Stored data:
----------------------------------------

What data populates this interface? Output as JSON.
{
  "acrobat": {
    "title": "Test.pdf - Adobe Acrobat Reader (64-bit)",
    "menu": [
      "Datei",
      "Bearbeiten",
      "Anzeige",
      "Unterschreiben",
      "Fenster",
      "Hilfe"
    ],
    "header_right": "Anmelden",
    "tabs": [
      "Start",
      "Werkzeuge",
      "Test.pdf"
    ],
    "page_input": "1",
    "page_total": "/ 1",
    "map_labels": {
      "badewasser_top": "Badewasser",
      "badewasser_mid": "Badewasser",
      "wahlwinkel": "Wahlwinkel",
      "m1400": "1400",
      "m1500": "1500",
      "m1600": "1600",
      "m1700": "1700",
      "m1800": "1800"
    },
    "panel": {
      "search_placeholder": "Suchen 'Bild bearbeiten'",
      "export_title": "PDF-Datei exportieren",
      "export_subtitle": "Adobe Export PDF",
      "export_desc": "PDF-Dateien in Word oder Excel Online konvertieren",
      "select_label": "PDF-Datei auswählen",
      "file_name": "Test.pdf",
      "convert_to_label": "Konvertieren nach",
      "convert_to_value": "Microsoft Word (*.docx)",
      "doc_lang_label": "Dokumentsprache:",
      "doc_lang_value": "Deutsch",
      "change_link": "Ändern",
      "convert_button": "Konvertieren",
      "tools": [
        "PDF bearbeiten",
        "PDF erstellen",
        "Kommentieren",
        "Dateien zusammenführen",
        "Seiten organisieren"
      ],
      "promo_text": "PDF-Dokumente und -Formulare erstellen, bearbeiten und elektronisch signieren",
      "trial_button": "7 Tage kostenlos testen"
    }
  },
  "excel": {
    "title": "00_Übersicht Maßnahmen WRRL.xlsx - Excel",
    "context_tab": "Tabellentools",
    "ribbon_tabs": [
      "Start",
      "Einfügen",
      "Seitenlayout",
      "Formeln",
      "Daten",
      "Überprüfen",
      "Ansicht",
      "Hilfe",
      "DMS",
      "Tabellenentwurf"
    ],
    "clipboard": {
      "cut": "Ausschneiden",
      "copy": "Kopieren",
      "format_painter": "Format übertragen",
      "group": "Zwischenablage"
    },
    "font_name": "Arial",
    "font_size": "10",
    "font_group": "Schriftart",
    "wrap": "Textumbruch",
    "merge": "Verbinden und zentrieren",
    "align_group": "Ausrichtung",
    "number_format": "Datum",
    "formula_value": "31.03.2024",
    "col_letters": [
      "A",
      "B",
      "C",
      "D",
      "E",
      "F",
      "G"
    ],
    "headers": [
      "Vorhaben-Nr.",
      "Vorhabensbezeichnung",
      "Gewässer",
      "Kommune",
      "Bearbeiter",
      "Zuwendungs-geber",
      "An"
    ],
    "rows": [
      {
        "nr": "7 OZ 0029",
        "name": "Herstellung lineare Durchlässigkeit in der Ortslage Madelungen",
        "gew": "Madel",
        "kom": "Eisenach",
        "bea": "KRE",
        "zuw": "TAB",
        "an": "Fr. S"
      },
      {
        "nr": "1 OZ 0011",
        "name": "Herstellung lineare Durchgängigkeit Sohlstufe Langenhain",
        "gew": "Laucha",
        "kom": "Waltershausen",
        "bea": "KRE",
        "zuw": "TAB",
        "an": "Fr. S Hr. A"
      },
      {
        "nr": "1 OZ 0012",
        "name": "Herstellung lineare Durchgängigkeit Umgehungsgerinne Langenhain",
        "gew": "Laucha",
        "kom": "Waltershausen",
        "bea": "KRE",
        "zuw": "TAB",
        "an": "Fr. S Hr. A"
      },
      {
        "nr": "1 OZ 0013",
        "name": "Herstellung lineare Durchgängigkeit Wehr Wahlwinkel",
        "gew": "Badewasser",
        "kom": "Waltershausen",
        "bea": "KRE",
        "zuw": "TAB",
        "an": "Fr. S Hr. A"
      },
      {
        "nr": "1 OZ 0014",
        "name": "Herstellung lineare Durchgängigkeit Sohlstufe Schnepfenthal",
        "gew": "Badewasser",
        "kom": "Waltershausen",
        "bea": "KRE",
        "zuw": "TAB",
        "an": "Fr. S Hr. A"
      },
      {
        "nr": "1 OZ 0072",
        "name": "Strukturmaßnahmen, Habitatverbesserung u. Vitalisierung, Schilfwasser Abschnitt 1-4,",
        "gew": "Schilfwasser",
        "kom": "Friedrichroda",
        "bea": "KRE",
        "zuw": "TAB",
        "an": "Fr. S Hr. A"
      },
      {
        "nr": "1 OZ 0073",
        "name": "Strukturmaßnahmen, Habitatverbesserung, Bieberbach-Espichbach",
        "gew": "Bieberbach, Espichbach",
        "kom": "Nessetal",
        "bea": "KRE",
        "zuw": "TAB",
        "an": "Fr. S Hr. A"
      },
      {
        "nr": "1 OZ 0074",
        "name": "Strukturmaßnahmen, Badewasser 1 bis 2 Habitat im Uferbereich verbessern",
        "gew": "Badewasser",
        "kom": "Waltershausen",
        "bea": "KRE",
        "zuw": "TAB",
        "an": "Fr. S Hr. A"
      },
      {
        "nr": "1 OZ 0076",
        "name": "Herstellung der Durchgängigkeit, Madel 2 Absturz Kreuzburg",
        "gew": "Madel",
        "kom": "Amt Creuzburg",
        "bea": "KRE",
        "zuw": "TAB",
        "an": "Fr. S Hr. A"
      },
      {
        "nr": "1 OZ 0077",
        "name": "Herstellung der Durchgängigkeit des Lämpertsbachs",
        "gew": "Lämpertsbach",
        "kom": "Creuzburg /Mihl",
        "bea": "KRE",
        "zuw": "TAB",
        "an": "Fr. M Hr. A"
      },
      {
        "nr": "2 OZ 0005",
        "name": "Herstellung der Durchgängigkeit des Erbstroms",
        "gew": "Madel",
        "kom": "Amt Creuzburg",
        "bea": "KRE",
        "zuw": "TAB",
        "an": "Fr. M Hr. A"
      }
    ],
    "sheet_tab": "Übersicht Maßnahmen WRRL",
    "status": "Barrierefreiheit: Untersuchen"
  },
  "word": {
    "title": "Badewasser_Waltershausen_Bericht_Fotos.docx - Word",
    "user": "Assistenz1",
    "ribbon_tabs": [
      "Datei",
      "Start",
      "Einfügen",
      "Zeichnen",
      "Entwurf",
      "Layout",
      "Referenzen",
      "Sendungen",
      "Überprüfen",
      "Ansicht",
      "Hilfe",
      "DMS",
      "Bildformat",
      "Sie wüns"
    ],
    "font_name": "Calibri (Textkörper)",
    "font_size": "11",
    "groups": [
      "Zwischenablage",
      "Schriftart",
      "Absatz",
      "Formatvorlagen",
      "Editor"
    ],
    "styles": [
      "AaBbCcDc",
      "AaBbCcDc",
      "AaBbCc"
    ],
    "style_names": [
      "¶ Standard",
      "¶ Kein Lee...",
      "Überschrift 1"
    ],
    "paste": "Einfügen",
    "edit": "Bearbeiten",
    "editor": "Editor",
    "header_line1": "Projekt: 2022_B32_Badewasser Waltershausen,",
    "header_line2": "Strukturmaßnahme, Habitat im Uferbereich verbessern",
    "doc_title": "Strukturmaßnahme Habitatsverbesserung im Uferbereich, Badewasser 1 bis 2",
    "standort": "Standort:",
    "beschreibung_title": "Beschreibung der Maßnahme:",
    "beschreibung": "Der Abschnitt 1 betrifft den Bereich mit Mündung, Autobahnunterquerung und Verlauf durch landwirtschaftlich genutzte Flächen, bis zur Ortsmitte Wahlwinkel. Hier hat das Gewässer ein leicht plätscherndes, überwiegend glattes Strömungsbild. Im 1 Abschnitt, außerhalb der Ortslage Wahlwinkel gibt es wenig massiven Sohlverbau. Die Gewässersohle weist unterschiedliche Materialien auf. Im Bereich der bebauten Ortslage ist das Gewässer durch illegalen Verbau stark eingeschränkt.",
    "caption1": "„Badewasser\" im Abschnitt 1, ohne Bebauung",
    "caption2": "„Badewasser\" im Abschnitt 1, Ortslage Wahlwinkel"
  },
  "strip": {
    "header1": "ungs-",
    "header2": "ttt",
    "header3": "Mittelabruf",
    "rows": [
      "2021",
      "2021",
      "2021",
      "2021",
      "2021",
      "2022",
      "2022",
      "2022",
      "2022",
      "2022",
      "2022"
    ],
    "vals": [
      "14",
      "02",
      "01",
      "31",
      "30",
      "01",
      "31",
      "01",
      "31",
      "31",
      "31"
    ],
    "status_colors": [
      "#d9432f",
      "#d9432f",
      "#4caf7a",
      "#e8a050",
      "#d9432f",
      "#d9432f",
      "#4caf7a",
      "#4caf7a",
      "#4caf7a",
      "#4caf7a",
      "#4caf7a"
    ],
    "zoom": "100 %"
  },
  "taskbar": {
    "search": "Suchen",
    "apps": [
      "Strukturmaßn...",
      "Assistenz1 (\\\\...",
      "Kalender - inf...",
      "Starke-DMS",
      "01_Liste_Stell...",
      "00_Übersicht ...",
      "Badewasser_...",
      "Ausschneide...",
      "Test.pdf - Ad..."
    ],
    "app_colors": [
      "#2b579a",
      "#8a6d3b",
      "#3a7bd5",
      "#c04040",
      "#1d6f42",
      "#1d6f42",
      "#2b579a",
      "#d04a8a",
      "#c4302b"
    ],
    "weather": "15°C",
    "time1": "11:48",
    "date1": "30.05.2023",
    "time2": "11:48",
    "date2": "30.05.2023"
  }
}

----------------------------------------

Search the lines for the string "lineare" and copy every line that has it.

        "name": "Herstellung lineare Durchlässigkeit in der Ortslage Madelungen",
        "name": "Herstellung lineare Durchgängigkeit Sohlstufe Langenhain",
        "name": "Herstellung lineare Durchgängigkeit Umgehungsgerinne Langenhain",
        "name": "Herstellung lineare Durchgängigkeit Wehr Wahlwinkel",
        "name": "Herstellung lineare Durchgängigkeit Sohlstufe Schnepfenthal",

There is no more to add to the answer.